Count how many lines in this material contain "JSON". The answer is that number alone.

★ ★ ★

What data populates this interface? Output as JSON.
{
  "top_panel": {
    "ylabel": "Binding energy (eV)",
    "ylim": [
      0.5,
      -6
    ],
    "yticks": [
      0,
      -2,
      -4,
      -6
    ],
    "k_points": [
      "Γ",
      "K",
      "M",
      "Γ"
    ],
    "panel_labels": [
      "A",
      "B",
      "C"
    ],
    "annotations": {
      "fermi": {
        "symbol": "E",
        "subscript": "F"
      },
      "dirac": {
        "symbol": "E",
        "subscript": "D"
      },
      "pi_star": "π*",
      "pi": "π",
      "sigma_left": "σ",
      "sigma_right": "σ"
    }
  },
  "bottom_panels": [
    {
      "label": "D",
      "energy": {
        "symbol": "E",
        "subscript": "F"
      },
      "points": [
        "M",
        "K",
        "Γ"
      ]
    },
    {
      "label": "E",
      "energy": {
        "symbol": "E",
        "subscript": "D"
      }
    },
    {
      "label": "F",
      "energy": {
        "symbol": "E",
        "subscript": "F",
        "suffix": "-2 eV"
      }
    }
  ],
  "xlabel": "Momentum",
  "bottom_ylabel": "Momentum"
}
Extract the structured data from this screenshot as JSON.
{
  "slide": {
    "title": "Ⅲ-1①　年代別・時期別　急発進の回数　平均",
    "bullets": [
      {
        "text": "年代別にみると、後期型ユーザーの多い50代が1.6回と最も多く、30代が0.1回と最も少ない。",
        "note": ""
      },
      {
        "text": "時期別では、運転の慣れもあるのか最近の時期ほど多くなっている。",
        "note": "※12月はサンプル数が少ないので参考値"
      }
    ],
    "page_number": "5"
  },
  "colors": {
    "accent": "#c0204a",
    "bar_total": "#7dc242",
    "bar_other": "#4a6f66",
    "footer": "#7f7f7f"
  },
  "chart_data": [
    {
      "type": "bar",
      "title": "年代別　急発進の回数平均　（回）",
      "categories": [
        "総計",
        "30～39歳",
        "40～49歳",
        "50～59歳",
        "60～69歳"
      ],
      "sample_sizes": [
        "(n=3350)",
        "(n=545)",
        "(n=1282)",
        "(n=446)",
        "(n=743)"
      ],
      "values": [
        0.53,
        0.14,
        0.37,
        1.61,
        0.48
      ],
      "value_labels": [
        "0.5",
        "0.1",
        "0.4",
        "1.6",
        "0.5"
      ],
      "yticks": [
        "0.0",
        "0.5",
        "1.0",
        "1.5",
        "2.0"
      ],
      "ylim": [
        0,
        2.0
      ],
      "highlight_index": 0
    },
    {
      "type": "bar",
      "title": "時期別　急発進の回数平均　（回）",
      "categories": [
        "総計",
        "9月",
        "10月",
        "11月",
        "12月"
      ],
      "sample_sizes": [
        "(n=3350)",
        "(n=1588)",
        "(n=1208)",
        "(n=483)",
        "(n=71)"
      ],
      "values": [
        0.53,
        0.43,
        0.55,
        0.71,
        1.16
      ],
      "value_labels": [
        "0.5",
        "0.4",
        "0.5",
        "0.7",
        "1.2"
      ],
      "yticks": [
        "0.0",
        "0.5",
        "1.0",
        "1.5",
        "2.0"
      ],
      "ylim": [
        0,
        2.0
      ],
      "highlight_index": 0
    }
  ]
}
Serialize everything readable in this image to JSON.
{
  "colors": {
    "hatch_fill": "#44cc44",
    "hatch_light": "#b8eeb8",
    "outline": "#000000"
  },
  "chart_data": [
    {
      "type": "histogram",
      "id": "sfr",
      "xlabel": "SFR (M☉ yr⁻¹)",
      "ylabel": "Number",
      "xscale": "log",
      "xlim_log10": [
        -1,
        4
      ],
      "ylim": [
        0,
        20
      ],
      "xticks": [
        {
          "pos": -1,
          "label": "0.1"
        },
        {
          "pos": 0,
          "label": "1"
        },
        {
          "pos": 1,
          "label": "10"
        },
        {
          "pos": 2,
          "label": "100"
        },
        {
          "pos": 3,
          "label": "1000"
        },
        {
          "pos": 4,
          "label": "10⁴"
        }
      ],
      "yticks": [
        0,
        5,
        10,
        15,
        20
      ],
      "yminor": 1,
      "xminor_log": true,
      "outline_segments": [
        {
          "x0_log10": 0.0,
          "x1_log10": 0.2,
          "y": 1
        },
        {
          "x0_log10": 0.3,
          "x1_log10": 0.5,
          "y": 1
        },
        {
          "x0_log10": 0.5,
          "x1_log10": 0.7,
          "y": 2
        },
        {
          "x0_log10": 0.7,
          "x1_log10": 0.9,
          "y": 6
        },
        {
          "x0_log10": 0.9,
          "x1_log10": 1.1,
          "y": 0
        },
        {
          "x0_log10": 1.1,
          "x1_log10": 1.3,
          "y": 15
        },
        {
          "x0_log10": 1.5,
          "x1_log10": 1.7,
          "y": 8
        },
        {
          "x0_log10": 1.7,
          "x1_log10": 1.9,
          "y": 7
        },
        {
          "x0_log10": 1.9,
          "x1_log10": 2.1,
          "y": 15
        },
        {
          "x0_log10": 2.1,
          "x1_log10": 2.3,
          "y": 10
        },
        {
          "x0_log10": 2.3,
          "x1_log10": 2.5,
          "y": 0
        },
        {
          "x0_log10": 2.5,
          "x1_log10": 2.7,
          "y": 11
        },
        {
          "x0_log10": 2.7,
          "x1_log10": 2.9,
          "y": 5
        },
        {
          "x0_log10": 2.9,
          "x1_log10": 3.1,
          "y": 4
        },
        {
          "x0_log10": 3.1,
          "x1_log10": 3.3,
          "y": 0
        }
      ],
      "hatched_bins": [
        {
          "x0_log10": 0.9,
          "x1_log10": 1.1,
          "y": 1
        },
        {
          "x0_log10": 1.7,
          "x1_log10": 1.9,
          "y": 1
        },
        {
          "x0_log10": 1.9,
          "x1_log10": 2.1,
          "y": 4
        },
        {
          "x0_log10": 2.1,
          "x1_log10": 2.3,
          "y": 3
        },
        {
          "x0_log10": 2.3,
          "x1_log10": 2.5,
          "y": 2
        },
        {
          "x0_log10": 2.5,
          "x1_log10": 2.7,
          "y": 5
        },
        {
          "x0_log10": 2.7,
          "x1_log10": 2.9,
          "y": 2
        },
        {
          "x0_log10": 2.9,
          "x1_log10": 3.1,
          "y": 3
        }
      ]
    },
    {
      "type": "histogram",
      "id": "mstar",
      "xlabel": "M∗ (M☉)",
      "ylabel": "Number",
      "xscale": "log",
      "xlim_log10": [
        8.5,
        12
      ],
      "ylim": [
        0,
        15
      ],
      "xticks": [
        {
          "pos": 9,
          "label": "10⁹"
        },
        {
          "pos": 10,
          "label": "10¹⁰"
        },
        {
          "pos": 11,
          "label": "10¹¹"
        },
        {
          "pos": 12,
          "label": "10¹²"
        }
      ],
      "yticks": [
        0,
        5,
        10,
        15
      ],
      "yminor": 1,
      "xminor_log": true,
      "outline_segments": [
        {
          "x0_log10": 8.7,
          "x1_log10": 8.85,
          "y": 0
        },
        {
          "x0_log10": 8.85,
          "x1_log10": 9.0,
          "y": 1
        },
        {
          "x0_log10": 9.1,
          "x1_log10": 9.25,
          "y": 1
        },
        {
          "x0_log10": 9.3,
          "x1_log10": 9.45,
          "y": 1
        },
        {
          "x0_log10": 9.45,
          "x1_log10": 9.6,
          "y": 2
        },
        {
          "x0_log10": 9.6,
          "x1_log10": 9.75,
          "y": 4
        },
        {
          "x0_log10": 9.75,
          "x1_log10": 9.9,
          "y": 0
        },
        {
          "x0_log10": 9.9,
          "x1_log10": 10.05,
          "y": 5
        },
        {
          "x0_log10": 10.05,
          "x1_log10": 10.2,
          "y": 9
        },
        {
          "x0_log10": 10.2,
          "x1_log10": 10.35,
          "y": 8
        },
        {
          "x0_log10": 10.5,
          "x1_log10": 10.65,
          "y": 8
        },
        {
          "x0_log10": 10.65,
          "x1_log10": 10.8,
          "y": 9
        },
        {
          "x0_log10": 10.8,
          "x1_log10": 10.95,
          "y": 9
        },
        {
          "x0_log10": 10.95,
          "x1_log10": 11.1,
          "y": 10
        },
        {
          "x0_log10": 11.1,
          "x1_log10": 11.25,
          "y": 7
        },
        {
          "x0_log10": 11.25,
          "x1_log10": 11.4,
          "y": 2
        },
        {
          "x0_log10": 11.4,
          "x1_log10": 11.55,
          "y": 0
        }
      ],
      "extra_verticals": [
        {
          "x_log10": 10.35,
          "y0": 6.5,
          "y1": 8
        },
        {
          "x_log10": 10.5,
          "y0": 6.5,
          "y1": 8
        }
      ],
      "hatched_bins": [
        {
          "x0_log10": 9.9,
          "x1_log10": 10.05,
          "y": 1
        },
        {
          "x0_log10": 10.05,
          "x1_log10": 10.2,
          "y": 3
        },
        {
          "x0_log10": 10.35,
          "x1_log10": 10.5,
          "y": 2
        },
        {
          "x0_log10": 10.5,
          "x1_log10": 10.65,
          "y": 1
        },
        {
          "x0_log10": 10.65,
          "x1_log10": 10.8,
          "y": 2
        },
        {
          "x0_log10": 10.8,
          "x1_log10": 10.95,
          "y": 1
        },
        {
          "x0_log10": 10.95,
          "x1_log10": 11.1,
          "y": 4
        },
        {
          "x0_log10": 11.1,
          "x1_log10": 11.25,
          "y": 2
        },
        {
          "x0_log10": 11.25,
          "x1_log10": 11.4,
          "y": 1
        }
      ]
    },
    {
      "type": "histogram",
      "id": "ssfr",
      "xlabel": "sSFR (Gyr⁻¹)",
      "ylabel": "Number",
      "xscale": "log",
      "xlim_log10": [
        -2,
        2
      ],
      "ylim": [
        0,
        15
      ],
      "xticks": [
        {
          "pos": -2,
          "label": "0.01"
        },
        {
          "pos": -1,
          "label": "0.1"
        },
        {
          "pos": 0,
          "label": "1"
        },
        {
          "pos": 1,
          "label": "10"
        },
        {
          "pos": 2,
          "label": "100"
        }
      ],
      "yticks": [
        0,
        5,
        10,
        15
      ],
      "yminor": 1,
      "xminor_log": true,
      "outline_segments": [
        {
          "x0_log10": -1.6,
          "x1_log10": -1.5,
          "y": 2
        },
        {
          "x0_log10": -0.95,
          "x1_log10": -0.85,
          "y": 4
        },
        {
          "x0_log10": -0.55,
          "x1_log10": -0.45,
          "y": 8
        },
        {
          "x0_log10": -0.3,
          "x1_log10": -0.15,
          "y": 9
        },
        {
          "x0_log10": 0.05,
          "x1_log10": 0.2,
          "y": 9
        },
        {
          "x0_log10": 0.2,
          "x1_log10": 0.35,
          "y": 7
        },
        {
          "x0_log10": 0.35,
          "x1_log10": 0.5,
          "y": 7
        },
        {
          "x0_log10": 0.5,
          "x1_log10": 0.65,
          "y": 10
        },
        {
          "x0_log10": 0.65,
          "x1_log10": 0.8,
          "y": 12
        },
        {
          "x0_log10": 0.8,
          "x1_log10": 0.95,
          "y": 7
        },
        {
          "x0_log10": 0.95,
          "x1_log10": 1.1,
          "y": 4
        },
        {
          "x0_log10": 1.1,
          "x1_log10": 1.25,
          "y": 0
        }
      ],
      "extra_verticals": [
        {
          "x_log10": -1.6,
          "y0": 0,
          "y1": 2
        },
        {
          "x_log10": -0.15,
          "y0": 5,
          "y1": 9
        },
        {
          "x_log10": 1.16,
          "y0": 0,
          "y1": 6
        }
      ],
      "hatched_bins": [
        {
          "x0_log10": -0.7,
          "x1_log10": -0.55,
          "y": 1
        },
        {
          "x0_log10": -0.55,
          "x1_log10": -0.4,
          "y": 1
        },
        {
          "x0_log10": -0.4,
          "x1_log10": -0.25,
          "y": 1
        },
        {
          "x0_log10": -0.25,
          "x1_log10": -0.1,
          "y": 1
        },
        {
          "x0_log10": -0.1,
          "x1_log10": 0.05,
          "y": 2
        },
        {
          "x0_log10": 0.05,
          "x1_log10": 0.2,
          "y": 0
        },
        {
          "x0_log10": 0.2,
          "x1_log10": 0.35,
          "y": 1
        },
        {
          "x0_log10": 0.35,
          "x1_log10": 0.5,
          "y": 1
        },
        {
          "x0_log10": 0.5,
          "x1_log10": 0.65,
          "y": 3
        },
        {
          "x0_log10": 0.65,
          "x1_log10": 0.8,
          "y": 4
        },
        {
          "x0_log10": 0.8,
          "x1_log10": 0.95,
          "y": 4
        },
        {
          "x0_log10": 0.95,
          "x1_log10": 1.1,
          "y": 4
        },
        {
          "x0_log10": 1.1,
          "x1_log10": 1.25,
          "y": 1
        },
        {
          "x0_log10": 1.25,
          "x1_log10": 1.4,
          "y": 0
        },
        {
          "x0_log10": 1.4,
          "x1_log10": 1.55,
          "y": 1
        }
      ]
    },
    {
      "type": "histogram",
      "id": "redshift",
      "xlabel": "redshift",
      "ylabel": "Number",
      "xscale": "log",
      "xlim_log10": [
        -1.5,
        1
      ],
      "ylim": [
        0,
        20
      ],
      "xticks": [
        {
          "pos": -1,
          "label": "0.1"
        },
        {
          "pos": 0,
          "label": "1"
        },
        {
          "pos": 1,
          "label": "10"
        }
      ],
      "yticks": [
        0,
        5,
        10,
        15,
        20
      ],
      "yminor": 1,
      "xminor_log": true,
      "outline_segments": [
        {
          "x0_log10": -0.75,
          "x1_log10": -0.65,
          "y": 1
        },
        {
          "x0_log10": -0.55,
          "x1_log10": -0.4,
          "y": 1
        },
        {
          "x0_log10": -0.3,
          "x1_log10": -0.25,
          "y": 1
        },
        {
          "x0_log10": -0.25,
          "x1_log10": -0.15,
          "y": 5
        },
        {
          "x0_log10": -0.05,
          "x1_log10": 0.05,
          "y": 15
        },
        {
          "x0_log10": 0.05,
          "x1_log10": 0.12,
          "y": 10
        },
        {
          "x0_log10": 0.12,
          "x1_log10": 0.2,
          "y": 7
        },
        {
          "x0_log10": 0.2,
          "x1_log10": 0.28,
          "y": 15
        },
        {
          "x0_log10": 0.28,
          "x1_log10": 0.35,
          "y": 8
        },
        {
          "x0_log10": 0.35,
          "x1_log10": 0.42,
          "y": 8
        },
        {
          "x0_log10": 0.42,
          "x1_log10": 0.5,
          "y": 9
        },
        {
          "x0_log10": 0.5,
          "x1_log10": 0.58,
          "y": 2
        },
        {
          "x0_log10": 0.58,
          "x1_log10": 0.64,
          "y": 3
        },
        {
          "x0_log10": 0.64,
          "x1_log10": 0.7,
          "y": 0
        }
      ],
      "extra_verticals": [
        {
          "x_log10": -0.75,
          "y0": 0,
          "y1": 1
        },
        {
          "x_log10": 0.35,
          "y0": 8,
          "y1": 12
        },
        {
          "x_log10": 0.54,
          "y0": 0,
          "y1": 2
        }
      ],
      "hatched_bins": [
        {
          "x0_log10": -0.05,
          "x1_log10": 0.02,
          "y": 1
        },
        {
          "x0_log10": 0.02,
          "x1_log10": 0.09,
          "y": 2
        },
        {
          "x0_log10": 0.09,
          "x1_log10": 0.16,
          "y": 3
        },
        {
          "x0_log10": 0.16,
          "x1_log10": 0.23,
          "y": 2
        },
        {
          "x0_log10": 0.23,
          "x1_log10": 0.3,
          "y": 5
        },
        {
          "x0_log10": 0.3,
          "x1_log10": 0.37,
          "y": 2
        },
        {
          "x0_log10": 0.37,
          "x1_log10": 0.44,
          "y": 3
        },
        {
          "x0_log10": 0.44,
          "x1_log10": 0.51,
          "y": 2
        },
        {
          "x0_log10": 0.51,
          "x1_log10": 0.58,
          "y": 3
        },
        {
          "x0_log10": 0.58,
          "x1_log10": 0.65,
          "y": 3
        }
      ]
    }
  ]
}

★ ★ ★

* [EXPECTED OUTPUT]: 3